--- BEGIN ENTRIES ---

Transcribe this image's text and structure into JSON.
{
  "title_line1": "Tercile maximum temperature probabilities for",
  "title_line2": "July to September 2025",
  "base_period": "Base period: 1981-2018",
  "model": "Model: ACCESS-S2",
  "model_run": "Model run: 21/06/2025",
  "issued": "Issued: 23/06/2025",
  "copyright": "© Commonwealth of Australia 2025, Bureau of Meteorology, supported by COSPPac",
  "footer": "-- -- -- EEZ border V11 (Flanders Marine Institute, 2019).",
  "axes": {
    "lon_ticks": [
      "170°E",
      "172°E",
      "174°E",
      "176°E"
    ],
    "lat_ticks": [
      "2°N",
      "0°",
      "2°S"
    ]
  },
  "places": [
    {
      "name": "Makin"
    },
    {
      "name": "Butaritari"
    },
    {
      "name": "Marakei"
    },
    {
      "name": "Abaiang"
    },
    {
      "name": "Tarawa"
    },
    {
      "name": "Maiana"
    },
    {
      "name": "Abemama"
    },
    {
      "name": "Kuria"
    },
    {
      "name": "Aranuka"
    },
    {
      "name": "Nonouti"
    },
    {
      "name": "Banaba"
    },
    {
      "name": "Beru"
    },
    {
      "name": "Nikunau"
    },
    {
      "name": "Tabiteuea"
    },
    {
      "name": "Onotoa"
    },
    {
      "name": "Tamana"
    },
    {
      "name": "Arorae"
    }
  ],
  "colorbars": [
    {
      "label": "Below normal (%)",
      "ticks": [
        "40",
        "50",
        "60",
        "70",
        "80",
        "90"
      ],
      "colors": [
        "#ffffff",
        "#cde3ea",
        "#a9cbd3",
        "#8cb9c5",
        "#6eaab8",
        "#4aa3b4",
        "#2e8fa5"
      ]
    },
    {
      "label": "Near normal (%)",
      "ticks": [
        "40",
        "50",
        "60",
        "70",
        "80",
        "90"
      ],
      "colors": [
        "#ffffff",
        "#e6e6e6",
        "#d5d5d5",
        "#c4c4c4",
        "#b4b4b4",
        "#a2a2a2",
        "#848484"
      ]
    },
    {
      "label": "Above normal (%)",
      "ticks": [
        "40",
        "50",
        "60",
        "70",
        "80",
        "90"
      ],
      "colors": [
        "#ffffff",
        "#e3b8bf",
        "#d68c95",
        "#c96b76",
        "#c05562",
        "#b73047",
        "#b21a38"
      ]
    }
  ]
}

--- END ENTRIES ---
--- BEGIN ENTRIES ---

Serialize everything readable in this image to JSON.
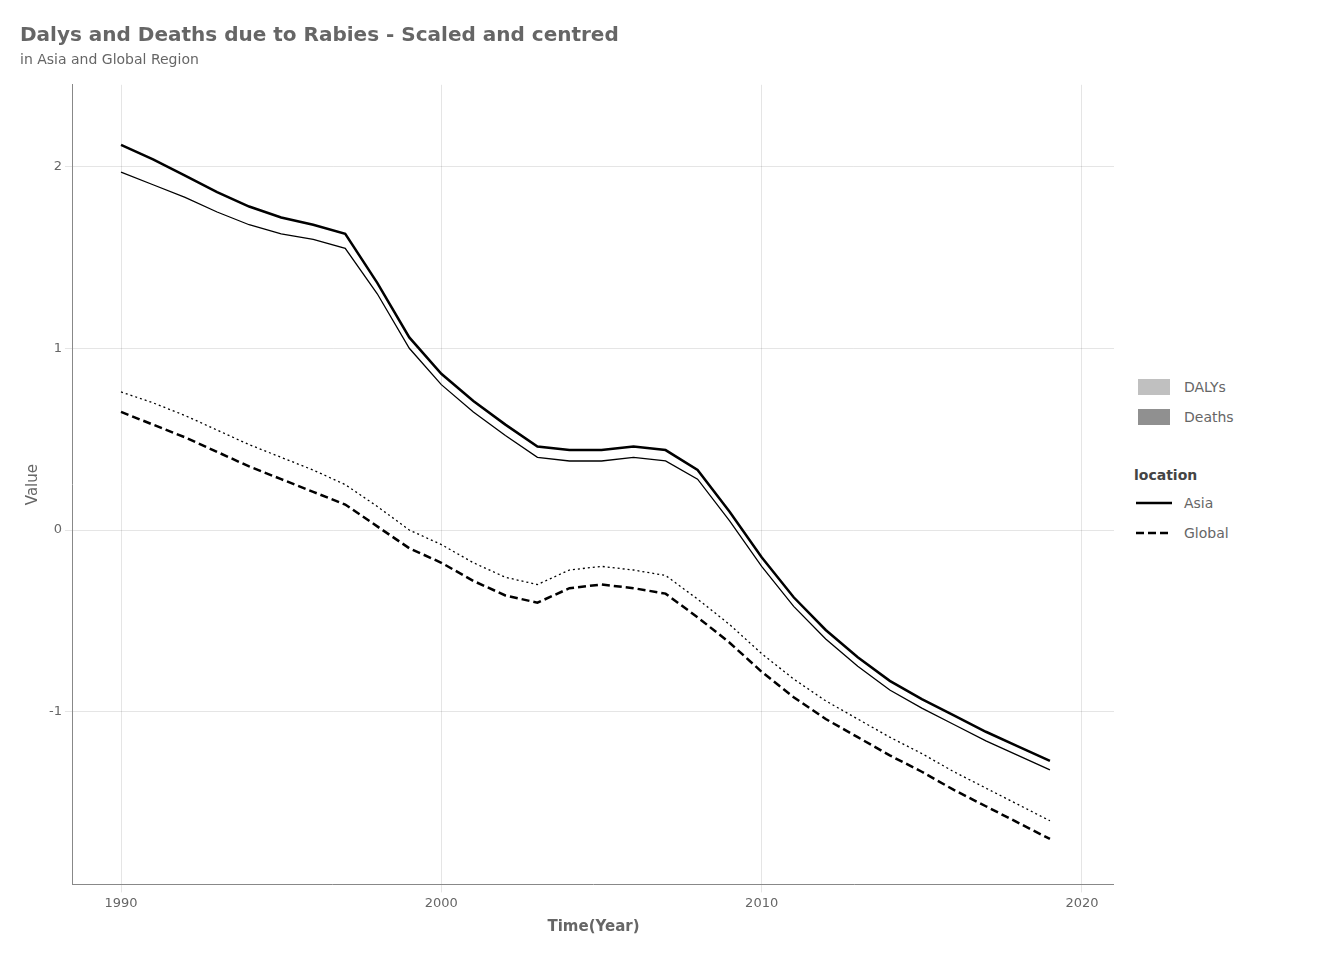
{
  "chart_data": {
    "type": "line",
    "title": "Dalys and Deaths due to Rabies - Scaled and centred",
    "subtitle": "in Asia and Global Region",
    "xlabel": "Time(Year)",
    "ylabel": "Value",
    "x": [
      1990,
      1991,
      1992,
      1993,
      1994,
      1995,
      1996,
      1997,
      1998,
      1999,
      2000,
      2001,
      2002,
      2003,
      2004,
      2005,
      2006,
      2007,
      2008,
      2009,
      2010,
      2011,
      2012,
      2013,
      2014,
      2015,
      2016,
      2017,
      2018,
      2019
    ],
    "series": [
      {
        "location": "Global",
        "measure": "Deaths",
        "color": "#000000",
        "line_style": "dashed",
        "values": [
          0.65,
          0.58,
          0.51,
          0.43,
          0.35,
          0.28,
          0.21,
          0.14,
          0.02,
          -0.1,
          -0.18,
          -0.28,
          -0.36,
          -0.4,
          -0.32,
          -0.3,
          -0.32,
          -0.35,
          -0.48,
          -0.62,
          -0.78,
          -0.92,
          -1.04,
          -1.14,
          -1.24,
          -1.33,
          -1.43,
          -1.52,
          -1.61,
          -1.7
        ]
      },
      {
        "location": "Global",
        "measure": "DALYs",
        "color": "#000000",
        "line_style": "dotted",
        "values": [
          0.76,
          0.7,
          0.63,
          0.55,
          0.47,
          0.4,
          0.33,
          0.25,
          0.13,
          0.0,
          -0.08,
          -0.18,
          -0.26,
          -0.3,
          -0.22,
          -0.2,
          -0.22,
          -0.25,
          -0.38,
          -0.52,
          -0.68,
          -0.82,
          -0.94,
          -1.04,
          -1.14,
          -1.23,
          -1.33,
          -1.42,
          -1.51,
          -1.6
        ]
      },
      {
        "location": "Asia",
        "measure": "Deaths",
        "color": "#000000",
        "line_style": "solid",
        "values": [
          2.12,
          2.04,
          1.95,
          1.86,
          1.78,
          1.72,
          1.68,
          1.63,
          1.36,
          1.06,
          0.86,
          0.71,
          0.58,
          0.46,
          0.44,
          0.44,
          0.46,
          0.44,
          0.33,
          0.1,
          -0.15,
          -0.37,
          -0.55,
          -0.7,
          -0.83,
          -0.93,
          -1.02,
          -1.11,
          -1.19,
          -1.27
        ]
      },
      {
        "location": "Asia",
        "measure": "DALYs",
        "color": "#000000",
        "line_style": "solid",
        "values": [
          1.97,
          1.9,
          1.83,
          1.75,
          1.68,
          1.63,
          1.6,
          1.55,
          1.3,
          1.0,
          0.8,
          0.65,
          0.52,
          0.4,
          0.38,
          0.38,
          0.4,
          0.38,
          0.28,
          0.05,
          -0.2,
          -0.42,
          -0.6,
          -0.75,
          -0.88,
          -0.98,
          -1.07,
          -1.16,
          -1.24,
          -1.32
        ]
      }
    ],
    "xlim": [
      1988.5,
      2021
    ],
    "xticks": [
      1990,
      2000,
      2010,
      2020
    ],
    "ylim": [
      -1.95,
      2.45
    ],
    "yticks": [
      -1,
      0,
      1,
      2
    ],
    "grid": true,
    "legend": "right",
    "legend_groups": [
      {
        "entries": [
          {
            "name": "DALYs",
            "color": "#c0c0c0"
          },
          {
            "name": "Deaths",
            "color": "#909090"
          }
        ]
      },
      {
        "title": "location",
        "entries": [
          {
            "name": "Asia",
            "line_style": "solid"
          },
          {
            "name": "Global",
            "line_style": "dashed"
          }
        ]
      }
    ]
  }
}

--- END ENTRIES ---
--- BEGIN ENTRIES ---

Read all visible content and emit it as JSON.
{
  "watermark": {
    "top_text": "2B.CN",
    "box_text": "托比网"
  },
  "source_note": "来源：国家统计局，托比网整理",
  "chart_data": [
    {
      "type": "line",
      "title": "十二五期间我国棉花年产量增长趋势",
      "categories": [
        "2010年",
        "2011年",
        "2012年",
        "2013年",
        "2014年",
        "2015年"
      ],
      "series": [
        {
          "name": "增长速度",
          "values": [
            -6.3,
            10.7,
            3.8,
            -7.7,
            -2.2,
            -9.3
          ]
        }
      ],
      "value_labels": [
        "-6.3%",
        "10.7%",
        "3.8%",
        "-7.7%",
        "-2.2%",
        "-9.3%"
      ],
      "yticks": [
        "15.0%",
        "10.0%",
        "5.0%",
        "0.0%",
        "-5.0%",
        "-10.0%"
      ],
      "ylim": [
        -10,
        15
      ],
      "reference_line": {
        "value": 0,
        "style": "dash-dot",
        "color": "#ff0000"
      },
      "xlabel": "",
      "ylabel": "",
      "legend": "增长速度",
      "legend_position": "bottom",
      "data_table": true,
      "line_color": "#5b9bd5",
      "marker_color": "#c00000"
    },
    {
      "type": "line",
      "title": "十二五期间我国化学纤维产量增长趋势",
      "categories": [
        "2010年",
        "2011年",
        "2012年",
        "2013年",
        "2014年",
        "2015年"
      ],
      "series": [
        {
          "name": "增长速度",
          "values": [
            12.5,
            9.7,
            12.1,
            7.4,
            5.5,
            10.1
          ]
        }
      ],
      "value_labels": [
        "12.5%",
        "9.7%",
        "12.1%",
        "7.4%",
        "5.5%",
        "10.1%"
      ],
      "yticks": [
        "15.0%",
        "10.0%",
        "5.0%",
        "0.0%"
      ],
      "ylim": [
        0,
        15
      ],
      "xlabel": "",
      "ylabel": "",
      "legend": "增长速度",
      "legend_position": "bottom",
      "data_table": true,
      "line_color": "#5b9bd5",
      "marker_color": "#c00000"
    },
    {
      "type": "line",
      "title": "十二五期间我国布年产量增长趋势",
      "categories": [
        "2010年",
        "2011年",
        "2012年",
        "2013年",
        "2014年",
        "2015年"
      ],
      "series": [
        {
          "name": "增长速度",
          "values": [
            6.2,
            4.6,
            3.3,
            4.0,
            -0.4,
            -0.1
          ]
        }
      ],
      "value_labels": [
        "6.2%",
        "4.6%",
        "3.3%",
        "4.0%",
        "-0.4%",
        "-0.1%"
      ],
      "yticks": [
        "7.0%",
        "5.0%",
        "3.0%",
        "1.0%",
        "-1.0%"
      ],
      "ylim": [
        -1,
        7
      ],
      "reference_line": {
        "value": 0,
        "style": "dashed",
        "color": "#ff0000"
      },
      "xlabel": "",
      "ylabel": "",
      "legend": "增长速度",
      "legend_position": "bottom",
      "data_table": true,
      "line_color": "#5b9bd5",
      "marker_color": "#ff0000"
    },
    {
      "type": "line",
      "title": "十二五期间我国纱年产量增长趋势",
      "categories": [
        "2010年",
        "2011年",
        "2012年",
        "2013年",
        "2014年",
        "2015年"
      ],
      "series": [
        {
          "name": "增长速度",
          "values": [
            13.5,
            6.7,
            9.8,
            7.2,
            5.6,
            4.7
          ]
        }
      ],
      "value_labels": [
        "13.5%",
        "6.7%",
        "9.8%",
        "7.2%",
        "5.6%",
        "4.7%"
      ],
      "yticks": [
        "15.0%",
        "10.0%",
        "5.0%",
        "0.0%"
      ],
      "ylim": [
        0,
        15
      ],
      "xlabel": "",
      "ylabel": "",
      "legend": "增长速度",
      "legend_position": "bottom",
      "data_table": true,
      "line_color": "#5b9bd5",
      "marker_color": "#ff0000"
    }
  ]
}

--- END ENTRIES ---

• [WRITTEN PROBLEM]
State how many lines in the records above contain the word "JSON", giving only the number.

• [EXERCISE SOLUTION]
3